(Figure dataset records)
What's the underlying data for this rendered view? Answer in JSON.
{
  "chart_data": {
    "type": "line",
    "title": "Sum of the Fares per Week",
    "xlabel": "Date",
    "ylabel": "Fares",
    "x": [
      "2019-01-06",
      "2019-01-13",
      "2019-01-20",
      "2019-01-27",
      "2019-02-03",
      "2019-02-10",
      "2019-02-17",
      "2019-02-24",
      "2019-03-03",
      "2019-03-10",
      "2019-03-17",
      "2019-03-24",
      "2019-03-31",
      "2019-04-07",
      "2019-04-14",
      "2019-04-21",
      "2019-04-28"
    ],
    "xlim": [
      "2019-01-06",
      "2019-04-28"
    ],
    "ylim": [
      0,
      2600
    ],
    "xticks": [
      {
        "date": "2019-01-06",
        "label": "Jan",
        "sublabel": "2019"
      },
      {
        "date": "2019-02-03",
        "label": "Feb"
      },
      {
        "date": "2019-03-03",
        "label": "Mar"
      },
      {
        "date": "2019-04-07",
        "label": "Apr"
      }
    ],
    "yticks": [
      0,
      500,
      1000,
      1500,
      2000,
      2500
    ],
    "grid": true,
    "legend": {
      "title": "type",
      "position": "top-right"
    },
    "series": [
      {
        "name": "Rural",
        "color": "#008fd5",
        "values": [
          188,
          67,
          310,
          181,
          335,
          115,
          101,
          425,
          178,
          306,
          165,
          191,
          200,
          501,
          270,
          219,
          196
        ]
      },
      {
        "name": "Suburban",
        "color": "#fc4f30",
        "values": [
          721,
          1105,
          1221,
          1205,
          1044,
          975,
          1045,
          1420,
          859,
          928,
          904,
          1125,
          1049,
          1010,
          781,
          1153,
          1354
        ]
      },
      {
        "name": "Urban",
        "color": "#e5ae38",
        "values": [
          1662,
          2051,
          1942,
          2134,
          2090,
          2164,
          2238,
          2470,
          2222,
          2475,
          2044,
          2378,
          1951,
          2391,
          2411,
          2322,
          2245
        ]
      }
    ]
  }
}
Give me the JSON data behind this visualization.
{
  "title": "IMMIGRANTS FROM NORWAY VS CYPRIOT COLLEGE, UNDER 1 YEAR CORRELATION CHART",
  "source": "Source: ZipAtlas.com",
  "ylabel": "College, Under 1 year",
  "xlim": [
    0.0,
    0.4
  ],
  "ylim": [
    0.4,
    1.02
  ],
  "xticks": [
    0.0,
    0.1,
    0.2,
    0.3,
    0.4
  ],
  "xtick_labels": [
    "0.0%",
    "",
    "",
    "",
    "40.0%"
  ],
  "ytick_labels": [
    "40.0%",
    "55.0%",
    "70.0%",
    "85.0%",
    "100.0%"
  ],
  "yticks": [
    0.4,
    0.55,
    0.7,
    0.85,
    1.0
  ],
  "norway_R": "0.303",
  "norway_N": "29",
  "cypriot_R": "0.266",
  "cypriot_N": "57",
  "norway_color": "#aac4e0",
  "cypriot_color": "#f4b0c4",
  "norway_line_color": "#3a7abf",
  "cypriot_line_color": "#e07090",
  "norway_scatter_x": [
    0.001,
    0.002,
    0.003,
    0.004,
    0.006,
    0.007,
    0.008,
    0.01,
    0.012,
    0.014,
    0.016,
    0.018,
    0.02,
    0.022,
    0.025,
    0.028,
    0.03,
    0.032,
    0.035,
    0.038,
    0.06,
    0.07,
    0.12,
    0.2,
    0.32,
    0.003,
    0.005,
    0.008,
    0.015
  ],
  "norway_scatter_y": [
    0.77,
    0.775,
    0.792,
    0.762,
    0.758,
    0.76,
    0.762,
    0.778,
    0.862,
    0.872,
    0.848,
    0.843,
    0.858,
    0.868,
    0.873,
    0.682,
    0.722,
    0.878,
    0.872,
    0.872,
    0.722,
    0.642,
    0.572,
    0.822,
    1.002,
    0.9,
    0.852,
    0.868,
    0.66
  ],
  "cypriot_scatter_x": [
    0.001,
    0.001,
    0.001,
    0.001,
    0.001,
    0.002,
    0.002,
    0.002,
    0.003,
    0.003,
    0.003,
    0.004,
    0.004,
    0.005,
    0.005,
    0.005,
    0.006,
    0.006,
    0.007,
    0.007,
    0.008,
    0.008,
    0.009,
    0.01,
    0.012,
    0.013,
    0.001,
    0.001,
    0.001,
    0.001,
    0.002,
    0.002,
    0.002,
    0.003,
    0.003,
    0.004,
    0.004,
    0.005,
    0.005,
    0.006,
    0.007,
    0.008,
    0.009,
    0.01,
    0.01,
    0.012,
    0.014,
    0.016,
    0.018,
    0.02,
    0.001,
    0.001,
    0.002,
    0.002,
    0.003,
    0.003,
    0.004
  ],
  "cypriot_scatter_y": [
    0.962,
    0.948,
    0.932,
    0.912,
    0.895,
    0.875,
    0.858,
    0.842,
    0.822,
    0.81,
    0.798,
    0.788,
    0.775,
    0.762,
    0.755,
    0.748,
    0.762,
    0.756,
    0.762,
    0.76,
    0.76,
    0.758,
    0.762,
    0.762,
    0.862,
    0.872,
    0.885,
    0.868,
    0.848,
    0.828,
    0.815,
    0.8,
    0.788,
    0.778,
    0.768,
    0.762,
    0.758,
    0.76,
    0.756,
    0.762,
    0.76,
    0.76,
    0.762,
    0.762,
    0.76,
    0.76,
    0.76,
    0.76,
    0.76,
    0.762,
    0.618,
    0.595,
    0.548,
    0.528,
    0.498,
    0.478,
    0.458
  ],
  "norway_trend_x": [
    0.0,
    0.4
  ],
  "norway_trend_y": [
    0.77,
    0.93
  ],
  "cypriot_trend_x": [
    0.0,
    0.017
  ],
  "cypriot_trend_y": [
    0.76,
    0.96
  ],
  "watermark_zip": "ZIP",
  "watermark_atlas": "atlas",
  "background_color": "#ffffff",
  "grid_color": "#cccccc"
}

== GIVEN PROBLEM ==
From the entries, copy out each line containing the word "JSON".

== CORRECT OUTPUT ==
What's the underlying data for this rendered view? Answer in JSON.
Give me the JSON data behind this visualization.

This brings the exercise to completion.